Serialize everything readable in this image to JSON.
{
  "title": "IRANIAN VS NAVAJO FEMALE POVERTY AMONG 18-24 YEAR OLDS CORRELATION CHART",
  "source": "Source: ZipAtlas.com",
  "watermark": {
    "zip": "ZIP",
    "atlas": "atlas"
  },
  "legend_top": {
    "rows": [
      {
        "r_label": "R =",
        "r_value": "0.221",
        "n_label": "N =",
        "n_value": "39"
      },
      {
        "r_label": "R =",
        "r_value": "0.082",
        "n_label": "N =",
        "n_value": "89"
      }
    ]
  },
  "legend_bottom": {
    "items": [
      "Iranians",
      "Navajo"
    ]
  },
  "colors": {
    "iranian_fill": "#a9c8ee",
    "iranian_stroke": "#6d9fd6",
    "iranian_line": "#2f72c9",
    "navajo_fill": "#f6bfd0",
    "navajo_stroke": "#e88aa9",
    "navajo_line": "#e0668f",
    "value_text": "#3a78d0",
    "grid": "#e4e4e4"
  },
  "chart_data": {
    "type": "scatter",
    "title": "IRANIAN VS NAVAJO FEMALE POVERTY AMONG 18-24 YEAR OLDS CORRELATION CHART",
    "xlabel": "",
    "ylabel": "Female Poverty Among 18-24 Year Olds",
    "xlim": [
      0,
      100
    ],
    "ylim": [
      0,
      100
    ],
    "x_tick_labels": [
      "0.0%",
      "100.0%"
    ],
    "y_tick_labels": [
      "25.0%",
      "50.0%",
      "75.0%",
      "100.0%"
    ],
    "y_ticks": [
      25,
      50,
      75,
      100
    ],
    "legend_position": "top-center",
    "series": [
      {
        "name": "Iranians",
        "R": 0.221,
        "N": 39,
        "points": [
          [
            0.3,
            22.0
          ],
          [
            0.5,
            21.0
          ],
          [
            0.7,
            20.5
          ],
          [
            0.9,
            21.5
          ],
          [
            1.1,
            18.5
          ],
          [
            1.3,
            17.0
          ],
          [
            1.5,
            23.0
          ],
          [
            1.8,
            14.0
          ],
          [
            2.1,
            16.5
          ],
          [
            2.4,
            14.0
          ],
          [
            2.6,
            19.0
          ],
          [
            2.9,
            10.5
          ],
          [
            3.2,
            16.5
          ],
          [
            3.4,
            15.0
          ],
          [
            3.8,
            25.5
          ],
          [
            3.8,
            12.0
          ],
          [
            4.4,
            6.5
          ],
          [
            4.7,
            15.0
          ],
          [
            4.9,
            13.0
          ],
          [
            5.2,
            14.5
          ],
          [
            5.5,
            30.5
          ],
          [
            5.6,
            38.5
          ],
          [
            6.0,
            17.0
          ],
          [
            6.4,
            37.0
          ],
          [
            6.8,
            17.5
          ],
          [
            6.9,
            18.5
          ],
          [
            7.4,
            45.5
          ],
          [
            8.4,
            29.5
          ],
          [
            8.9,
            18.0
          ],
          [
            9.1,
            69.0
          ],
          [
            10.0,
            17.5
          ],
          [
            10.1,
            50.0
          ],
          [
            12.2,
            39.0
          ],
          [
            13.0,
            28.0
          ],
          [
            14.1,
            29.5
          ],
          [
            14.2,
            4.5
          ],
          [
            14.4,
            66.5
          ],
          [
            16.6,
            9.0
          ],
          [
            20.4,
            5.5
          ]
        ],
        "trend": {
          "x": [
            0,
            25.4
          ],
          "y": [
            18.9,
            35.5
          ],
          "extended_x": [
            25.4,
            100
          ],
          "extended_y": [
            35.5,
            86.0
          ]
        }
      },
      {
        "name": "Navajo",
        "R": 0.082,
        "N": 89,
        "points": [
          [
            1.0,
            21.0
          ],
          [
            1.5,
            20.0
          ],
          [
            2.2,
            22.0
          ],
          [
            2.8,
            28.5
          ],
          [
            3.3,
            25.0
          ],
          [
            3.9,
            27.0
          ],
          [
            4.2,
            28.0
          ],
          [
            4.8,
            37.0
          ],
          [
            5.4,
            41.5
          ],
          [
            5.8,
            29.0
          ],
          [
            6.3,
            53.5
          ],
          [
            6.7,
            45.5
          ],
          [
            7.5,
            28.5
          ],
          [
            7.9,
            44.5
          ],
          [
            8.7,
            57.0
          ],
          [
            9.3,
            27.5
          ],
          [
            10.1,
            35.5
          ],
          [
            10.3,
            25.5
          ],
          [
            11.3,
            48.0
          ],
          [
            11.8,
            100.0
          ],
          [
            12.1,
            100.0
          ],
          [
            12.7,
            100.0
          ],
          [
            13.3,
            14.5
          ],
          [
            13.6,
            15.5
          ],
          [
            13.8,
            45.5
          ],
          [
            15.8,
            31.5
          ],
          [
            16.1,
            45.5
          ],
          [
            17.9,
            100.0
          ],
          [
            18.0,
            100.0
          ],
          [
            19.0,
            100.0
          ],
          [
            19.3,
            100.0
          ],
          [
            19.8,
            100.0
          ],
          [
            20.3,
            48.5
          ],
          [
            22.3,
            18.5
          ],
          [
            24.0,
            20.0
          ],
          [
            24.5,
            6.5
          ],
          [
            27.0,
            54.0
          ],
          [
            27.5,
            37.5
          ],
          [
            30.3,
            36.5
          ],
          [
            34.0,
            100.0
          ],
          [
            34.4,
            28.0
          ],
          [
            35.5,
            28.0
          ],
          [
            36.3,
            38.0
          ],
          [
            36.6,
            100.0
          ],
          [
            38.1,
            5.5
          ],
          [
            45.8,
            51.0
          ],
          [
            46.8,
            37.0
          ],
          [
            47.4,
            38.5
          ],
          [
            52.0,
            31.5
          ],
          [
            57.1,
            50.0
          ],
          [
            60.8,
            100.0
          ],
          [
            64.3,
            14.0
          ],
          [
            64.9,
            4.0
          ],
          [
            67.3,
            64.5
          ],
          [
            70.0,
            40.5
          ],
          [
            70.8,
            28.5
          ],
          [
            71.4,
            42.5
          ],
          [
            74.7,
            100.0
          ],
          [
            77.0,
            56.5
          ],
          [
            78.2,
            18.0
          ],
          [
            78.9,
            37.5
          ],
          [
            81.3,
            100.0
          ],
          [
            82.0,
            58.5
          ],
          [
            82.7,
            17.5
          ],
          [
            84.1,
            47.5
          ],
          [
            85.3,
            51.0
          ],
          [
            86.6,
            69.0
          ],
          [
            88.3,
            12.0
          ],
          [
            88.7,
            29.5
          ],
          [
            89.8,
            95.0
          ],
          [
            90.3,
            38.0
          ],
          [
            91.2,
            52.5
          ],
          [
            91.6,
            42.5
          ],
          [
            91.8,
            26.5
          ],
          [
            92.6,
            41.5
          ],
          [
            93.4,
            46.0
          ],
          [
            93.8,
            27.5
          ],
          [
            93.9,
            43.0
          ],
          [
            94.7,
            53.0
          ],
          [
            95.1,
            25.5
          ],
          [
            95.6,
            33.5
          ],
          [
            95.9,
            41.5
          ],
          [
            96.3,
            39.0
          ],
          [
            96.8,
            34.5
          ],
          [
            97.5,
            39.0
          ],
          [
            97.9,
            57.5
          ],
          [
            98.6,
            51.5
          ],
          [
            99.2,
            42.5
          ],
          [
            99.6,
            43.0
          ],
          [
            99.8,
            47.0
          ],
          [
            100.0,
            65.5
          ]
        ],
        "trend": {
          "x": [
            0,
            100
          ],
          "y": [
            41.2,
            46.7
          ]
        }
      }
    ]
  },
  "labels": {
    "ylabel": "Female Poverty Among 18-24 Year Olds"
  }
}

# # # # #

What this task involves:
Extract all of the material exactly as it is written.

Reply to the task:
Serialize everything readable in this image to JSON.
{
  "title": "IRANIAN VS NAVAJO FEMALE POVERTY AMONG 18-24 YEAR OLDS CORRELATION CHART",
  "source": "Source: ZipAtlas.com",
  "watermark": {
    "zip": "ZIP",
    "atlas": "atlas"
  },
  "legend_top": {
    "rows": [
      {
        "r_label": "R =",
        "r_value": "0.221",
        "n_label": "N =",
        "n_value": "39"
      },
      {
        "r_label": "R =",
        "r_value": "0.082",
        "n_label": "N =",
        "n_value": "89"
      }
    ]
  },
  "legend_bottom": {
    "items": [
      "Iranians",
      "Navajo"
    ]
  },
  "colors": {
    "iranian_fill": "#a9c8ee",
    "iranian_stroke": "#6d9fd6",
    "iranian_line": "#2f72c9",
    "navajo_fill": "#f6bfd0",
    "navajo_stroke": "#e88aa9",
    "navajo_line": "#e0668f",
    "value_text": "#3a78d0",
    "grid": "#e4e4e4"
  },
  "chart_data": {
    "type": "scatter",
    "title": "IRANIAN VS NAVAJO FEMALE POVERTY AMONG 18-24 YEAR OLDS CORRELATION CHART",
    "xlabel": "",
    "ylabel": "Female Poverty Among 18-24 Year Olds",
    "xlim": [
      0,
      100
    ],
    "ylim": [
      0,
      100
    ],
    "x_tick_labels": [
      "0.0%",
      "100.0%"
    ],
    "y_tick_labels": [
      "25.0%",
      "50.0%",
      "75.0%",
      "100.0%"
    ],
    "y_ticks": [
      25,
      50,
      75,
      100
    ],
    "legend_position": "top-center",
    "series": [
      {
        "name": "Iranians",
        "R": 0.221,
        "N": 39,
        "points": [
          [
            0.3,
            22.0
          ],
          [
            0.5,
            21.0
          ],
          [
            0.7,
            20.5
          ],
          [
            0.9,
            21.5
          ],
          [
            1.1,
            18.5
          ],
          [
            1.3,
            17.0
          ],
          [
            1.5,
            23.0
          ],
          [
            1.8,
            14.0
          ],
          [
            2.1,
            16.5
          ],
          [
            2.4,
            14.0
          ],
          [
            2.6,
            19.0
          ],
          [
            2.9,
            10.5
          ],
          [
            3.2,
            16.5
          ],
          [
            3.4,
            15.0
          ],
          [
            3.8,
            25.5
          ],
          [
            3.8,
            12.0
          ],
          [
            4.4,
            6.5
          ],
          [
            4.7,
            15.0
          ],
          [
            4.9,
            13.0
          ],
          [
            5.2,
            14.5
          ],
          [
            5.5,
            30.5
          ],
          [
            5.6,
            38.5
          ],
          [
            6.0,
            17.0
          ],
          [
            6.4,
            37.0
          ],
          [
            6.8,
            17.5
          ],
          [
            6.9,
            18.5
          ],
          [
            7.4,
            45.5
          ],
          [
            8.4,
            29.5
          ],
          [
            8.9,
            18.0
          ],
          [
            9.1,
            69.0
          ],
          [
            10.0,
            17.5
          ],
          [
            10.1,
            50.0
          ],
          [
            12.2,
            39.0
          ],
          [
            13.0,
            28.0
          ],
          [
            14.1,
            29.5
          ],
          [
            14.2,
            4.5
          ],
          [
            14.4,
            66.5
          ],
          [
            16.6,
            9.0
          ],
          [
            20.4,
            5.5
          ]
        ],
        "trend": {
          "x": [
            0,
            25.4
          ],
          "y": [
            18.9,
            35.5
          ],
          "extended_x": [
            25.4,
            100
          ],
          "extended_y": [
            35.5,
            86.0
          ]
        }
      },
      {
        "name": "Navajo",
        "R": 0.082,
        "N": 89,
        "points": [
          [
            1.0,
            21.0
          ],
          [
            1.5,
            20.0
          ],
          [
            2.2,
            22.0
          ],
          [
            2.8,
            28.5
          ],
          [
            3.3,
            25.0
          ],
          [
            3.9,
            27.0
          ],
          [
            4.2,
            28.0
          ],
          [
            4.8,
            37.0
          ],
          [
            5.4,
            41.5
          ],
          [
            5.8,
            29.0
          ],
          [
            6.3,
            53.5
          ],
          [
            6.7,
            45.5
          ],
          [
            7.5,
            28.5
          ],
          [
            7.9,
            44.5
          ],
          [
            8.7,
            57.0
          ],
          [
            9.3,
            27.5
          ],
          [
            10.1,
            35.5
          ],
          [
            10.3,
            25.5
          ],
          [
            11.3,
            48.0
          ],
          [
            11.8,
            100.0
          ],
          [
            12.1,
            100.0
          ],
          [
            12.7,
            100.0
          ],
          [
            13.3,
            14.5
          ],
          [
            13.6,
            15.5
          ],
          [
            13.8,
            45.5
          ],
          [
            15.8,
            31.5
          ],
          [
            16.1,
            45.5
          ],
          [
            17.9,
            100.0
          ],
          [
            18.0,
            100.0
          ],
          [
            19.0,
            100.0
          ],
          [
            19.3,
            100.0
          ],
          [
            19.8,
            100.0
          ],
          [
            20.3,
            48.5
          ],
          [
            22.3,
            18.5
          ],
          [
            24.0,
            20.0
          ],
          [
            24.5,
            6.5
          ],
          [
            27.0,
            54.0
          ],
          [
            27.5,
            37.5
          ],
          [
            30.3,
            36.5
          ],
          [
            34.0,
            100.0
          ],
          [
            34.4,
            28.0
          ],
          [
            35.5,
            28.0
          ],
          [
            36.3,
            38.0
          ],
          [
            36.6,
            100.0
          ],
          [
            38.1,
            5.5
          ],
          [
            45.8,
            51.0
          ],
          [
            46.8,
            37.0
          ],
          [
            47.4,
            38.5
          ],
          [
            52.0,
            31.5
          ],
          [
            57.1,
            50.0
          ],
          [
            60.8,
            100.0
          ],
          [
            64.3,
            14.0
          ],
          [
            64.9,
            4.0
          ],
          [
            67.3,
            64.5
          ],
          [
            70.0,
            40.5
          ],
          [
            70.8,
            28.5
          ],
          [
            71.4,
            42.5
          ],
          [
            74.7,
            100.0
          ],
          [
            77.0,
            56.5
          ],
          [
            78.2,
            18.0
          ],
          [
            78.9,
            37.5
          ],
          [
            81.3,
            100.0
          ],
          [
            82.0,
            58.5
          ],
          [
            82.7,
            17.5
          ],
          [
            84.1,
            47.5
          ],
          [
            85.3,
            51.0
          ],
          [
            86.6,
            69.0
          ],
          [
            88.3,
            12.0
          ],
          [
            88.7,
            29.5
          ],
          [
            89.8,
            95.0
          ],
          [
            90.3,
            38.0
          ],
          [
            91.2,
            52.5
          ],
          [
            91.6,
            42.5
          ],
          [
            91.8,
            26.5
          ],
          [
            92.6,
            41.5
          ],
          [
            93.4,
            46.0
          ],
          [
            93.8,
            27.5
          ],
          [
            93.9,
            43.0
          ],
          [
            94.7,
            53.0
          ],
          [
            95.1,
            25.5
          ],
          [
            95.6,
            33.5
          ],
          [
            95.9,
            41.5
          ],
          [
            96.3,
            39.0
          ],
          [
            96.8,
            34.5
          ],
          [
            97.5,
            39.0
          ],
          [
            97.9,
            57.5
          ],
          [
            98.6,
            51.5
          ],
          [
            99.2,
            42.5
          ],
          [
            99.6,
            43.0
          ],
          [
            99.8,
            47.0
          ],
          [
            100.0,
            65.5
          ]
        ],
        "trend": {
          "x": [
            0,
            100
          ],
          "y": [
            41.2,
            46.7
          ]
        }
      }
    ]
  },
  "labels": {
    "ylabel": "Female Poverty Among 18-24 Year Olds"
  }
}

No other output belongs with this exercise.